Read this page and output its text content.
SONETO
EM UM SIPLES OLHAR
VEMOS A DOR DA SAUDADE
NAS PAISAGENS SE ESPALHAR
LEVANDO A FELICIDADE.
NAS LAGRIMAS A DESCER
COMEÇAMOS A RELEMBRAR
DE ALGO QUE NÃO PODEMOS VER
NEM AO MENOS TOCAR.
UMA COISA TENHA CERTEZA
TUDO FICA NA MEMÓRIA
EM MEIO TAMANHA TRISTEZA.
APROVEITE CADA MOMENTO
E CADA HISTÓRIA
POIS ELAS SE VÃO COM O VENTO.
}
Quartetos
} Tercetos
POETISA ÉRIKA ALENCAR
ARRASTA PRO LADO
...
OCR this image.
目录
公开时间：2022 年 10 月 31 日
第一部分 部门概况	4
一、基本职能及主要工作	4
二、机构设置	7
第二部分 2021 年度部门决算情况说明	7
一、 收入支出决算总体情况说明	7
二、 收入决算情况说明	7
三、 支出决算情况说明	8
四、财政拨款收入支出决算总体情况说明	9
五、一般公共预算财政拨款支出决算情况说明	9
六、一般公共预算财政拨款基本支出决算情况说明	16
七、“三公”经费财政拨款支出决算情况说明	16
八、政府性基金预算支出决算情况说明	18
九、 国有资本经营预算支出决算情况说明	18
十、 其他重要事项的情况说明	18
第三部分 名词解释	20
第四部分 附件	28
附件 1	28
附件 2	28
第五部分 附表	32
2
--
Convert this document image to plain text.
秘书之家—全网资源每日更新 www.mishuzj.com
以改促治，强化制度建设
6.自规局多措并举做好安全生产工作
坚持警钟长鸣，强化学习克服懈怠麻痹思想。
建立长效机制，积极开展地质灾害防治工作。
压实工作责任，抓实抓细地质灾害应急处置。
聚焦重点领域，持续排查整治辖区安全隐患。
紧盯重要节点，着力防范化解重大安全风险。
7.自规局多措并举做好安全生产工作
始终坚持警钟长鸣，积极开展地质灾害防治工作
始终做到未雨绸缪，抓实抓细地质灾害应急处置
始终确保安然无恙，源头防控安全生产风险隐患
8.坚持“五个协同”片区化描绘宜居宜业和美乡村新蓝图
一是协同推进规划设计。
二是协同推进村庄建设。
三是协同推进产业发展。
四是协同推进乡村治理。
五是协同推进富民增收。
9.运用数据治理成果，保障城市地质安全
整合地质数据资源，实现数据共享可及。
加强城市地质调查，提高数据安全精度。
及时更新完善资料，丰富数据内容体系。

**THE PROBLEM**
Check each line of the records for the word "自规局多措并举做好安全生产工作", and show the lines that contain it.

**EXERCISE SOLUTION**
6.自规局多措并举做好安全生产工作
7.自规局多措并举做好安全生产工作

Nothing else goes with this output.